Sorry ladies - I think the pregnancy hormones might be in overdrive and I need to vent.
I grew up with 4 older half sisters (we share the same dad) and for the most part we were close (or so I thought). As I got older, I drifted apart from my sisters and I was OK with this. A few of my sisters moved crossed the country and we really didn't keep in contact (not for lack of trying on my part, but just family dynamics we lost touch). In some cases it's been upwards of 5 years since I have had any contact (spoken, written, seen, exchanged pictures with, etc). Of the four, I'm friends with one on FB - but she limited as to what she can see and stuff (just don't trust her 100%).
Come to find out in the last few weeks, my parents have been told interesting stories about myself and my husband from my sisters. Yes it has me riled up,but my thought is that I don't need the negativity around me, so it does no good to confront them (that would mean that I would need to know how to contact them). My parents are starting to laugh at how ridiculous some of the stories are and are having a good laugh about it all.
Am I a bad person that even with my little one on the way, of not really having my sisters and their children involved with our lives? I almost don't want a baby shower since I have a feeling that one of my sisters will turn it into "Meet Her baby" that was just born a few months ago and I don't want my shower to go down like that. At this time I joke with my parents that I feel like I am an only child and I am enjoying this experience.

====

▸ Work request 1:
Answer these questions about the post:
(a) How many older half sisters does the writer have?
(b) In some cases, how long has it been since the writer had any contact with a sister?
(c) Who has been told stories about the writer and her husband?
▸ Work request 2:
Rewrite the post starting with "Come to find" and going on through "enjoying this experience.", replacing "parents" with "folks".

▸ Bounding box prediction data:

====

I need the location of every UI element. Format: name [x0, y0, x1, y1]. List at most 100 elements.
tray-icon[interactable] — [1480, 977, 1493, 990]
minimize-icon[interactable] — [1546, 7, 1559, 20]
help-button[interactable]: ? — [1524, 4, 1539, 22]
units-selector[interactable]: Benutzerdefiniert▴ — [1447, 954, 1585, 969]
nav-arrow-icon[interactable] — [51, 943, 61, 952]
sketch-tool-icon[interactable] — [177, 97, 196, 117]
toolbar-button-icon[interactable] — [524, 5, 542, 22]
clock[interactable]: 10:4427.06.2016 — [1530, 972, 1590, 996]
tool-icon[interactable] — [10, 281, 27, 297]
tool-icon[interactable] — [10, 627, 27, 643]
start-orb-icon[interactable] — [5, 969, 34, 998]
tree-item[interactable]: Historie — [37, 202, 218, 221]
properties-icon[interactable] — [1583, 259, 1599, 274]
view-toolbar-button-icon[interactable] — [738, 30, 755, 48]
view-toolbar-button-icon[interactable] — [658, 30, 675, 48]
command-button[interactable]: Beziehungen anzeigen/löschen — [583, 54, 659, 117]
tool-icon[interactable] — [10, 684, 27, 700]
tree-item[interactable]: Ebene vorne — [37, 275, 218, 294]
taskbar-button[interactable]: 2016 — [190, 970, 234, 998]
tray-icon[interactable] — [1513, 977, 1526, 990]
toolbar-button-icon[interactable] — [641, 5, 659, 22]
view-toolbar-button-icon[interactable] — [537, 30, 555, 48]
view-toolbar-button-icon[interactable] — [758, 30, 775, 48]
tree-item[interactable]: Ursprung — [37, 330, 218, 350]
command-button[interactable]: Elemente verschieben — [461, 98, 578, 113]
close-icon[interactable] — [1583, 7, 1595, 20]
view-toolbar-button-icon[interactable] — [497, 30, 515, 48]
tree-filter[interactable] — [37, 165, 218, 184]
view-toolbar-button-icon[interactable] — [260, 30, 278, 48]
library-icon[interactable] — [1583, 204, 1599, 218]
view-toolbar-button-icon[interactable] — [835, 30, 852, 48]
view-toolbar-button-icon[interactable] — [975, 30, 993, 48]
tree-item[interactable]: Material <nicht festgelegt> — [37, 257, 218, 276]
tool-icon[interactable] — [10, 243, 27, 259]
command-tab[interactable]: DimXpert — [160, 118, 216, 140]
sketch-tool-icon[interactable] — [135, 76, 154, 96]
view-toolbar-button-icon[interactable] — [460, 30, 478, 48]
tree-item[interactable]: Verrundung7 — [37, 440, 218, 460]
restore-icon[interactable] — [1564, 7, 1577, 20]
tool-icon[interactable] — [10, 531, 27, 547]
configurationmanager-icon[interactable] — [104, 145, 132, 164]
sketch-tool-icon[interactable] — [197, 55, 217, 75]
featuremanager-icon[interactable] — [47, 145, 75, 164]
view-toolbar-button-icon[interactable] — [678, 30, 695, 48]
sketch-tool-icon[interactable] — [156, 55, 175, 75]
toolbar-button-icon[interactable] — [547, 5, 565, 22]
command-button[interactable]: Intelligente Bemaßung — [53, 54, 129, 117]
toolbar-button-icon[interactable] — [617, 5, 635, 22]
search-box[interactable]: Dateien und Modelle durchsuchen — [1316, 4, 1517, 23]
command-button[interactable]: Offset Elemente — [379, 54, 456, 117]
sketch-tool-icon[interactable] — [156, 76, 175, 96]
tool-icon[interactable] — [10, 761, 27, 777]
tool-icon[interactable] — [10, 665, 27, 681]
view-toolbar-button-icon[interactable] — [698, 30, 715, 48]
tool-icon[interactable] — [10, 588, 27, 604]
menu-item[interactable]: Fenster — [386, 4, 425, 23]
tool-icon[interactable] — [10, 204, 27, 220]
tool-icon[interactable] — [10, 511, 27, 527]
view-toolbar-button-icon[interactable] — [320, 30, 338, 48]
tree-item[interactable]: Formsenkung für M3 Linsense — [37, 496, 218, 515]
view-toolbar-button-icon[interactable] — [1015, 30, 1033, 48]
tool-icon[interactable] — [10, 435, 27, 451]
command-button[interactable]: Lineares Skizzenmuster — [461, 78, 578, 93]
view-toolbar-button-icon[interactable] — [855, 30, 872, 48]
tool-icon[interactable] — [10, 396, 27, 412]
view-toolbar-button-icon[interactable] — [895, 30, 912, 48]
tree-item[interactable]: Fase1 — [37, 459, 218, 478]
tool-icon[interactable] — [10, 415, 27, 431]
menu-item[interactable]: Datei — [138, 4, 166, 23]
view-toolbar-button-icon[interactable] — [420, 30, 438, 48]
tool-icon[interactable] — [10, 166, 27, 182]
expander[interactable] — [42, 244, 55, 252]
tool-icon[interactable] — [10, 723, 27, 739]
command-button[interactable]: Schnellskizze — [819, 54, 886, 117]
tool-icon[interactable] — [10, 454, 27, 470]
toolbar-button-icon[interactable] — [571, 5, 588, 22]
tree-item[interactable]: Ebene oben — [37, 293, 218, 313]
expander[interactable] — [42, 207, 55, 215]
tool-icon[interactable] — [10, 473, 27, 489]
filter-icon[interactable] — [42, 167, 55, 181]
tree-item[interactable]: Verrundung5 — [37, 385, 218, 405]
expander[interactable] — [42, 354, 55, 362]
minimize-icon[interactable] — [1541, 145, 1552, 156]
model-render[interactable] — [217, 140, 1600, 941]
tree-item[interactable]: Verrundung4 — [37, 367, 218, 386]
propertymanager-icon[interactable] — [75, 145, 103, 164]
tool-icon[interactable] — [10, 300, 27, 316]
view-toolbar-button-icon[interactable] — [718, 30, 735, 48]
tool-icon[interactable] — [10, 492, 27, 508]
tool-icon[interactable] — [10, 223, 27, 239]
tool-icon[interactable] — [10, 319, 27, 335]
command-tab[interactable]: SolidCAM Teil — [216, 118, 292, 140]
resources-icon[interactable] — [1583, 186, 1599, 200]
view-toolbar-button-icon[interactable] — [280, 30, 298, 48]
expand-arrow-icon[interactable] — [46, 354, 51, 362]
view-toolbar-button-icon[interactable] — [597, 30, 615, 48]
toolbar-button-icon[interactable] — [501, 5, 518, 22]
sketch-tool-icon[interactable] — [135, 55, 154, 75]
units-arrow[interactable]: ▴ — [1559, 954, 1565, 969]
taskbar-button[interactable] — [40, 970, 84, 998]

====

▸ Response area 1:
(a) Four.
(b) Upwards of 5 years.
(c) The writer's parents.

▸ Response area 2:
Come to find out in the last few weeks, my folks have been told interesting stories about myself and my husband from my sisters. Yes it has me riled up,but my thought is that I don't need the negativity around me, so it does no good to confront them (that would mean that I would need to know how to contact them). My folks are starting to laugh at how ridiculous some of the stories are and are having a good laugh about it all.
Am I a bad person that even with my little one on the way, of not really having my sisters and their children involved with our lives? I almost don't want a baby shower since I have a feeling that one of my sisters will turn it into "Meet Her baby" that was just born a few months ago and I don't want my shower to go down like that. At this time I joke with my folks that I feel like I am an only child and I am enjoying this experience.